Count every line of the listing where the string "trials" occurs, and reply with the count alone.

> SOURCE RECORDS:
────────────────────

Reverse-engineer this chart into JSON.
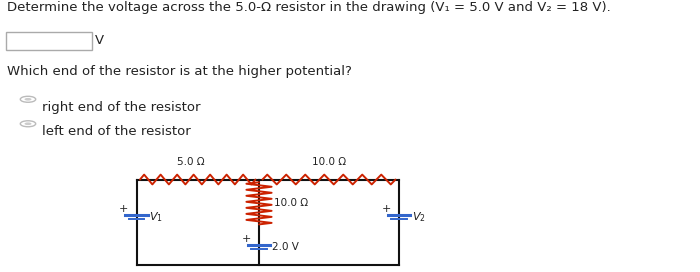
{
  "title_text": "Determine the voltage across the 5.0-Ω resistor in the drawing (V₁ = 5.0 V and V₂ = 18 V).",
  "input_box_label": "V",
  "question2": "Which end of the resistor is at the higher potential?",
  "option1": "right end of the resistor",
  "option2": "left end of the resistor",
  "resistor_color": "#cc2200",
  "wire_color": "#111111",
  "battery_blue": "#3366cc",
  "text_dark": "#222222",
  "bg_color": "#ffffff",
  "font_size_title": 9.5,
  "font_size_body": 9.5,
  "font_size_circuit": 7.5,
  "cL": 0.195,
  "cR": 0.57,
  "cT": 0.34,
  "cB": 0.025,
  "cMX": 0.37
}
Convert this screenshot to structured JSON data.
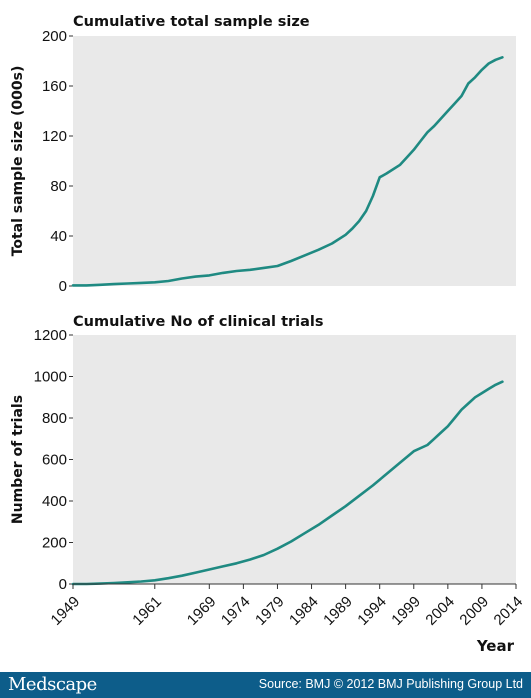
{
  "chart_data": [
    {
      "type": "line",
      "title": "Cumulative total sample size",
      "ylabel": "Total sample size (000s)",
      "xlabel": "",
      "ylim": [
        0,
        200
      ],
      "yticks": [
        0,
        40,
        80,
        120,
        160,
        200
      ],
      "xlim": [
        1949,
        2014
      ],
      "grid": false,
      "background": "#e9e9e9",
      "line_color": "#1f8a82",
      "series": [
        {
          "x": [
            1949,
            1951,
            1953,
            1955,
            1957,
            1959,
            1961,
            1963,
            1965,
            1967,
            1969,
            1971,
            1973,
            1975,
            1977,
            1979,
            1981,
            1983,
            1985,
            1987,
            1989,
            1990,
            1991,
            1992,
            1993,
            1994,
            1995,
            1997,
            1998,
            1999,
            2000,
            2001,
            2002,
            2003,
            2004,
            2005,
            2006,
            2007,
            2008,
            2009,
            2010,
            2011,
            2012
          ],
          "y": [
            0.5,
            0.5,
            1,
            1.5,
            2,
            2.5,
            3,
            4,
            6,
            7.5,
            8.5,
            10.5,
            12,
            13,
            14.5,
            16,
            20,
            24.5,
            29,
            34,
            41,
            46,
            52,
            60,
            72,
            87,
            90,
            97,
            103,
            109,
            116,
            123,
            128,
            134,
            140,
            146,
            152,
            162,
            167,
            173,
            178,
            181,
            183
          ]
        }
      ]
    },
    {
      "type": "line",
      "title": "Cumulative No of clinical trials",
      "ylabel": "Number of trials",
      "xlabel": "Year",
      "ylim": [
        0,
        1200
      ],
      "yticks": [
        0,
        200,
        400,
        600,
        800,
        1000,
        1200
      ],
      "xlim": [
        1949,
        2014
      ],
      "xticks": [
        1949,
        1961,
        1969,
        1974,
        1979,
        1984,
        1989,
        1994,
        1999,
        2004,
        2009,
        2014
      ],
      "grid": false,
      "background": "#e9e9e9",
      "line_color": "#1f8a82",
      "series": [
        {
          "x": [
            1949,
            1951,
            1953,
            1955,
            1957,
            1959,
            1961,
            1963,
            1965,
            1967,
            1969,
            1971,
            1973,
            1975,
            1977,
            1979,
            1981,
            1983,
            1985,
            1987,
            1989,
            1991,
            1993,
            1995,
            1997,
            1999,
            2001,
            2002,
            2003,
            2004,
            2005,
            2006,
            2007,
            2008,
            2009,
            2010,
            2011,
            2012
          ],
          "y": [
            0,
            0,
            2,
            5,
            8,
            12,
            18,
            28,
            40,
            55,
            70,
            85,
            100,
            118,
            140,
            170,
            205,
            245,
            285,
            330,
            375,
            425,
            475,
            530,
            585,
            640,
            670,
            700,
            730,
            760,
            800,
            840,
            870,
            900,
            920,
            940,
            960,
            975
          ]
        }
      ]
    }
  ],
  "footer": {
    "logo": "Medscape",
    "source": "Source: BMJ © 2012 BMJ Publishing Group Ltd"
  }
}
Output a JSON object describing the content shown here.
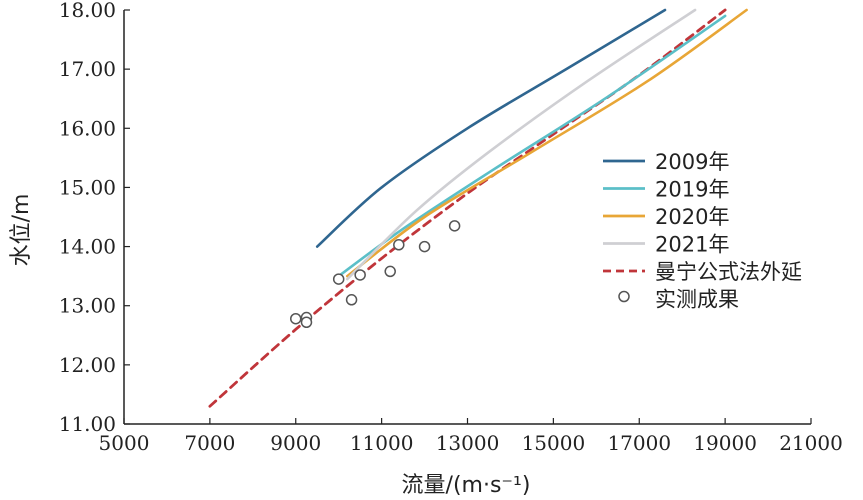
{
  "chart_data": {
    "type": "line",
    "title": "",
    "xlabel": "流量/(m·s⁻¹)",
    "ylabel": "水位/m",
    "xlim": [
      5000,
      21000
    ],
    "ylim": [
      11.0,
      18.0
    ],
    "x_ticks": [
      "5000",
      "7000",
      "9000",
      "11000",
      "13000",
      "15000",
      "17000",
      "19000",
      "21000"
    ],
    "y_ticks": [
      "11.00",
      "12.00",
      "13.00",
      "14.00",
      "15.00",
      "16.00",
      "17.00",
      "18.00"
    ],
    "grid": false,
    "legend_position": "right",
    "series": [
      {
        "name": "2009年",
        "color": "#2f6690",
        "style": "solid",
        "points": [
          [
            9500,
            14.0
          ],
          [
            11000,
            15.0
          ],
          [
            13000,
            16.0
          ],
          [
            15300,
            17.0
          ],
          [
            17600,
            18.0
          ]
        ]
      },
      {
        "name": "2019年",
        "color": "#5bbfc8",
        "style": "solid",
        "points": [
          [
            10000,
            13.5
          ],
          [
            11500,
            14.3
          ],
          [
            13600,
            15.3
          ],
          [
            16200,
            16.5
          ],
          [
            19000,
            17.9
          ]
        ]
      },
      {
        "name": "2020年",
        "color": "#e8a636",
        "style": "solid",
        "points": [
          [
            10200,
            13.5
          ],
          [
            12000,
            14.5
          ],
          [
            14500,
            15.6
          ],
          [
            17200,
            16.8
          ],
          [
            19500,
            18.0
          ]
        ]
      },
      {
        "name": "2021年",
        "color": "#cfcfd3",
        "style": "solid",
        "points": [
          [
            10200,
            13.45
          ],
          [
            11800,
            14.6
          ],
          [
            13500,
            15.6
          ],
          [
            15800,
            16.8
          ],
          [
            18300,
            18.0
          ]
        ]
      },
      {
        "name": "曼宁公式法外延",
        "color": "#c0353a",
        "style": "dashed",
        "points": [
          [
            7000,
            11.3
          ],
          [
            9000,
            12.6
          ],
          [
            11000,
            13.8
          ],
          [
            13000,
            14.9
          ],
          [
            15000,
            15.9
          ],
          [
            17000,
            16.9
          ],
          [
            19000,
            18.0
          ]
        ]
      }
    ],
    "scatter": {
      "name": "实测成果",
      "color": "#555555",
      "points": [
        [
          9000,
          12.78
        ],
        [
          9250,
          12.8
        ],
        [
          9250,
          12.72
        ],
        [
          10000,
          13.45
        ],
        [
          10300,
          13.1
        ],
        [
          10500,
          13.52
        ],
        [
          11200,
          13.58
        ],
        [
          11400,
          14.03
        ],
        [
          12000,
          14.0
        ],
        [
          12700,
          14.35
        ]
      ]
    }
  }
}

────────────────────

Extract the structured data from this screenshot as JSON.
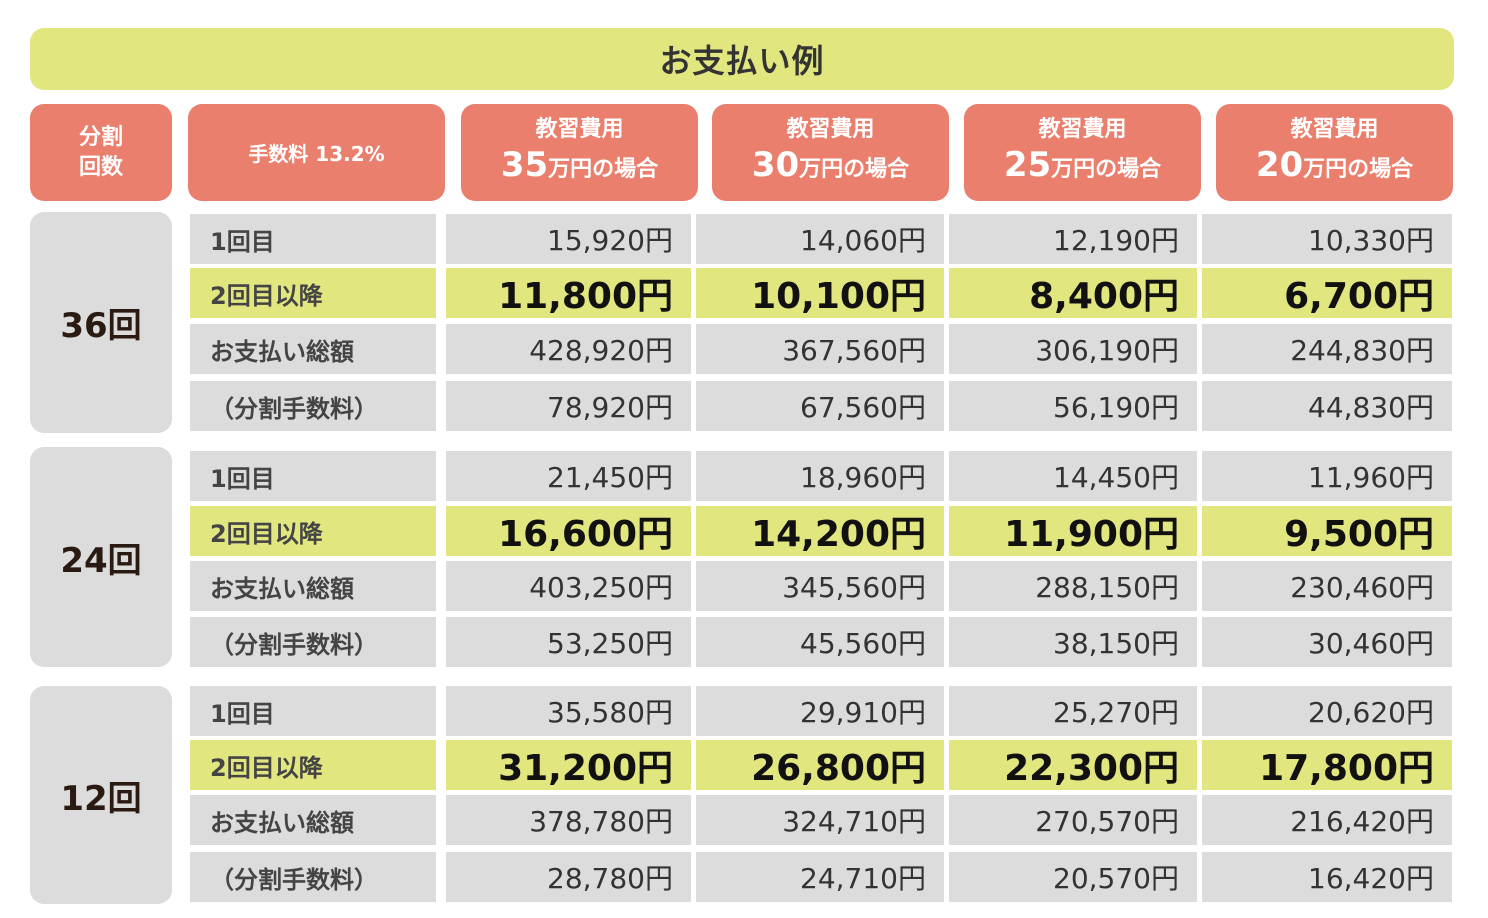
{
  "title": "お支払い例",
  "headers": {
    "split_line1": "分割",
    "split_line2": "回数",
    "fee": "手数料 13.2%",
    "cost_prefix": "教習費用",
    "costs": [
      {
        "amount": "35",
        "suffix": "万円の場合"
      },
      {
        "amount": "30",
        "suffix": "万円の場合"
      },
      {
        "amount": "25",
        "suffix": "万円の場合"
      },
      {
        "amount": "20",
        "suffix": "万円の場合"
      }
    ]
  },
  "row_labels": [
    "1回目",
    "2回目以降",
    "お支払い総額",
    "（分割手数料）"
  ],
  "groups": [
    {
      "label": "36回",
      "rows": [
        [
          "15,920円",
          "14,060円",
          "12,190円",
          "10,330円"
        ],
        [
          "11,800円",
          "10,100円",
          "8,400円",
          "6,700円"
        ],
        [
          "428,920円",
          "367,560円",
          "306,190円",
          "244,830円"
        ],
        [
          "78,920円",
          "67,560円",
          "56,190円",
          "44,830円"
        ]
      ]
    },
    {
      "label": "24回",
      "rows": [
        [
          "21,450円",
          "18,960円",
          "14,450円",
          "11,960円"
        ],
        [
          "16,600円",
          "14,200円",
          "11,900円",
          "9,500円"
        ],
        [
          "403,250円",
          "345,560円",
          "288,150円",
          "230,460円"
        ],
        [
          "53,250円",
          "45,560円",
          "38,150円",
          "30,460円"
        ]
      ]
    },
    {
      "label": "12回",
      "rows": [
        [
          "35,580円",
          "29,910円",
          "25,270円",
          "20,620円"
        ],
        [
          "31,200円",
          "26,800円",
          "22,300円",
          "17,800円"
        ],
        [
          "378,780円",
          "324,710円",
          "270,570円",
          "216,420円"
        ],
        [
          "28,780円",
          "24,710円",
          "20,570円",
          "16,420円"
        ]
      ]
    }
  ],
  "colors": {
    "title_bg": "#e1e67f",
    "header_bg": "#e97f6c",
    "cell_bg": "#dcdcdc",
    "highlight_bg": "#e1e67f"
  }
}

────────────────────

> FINISHED ANSWER: 2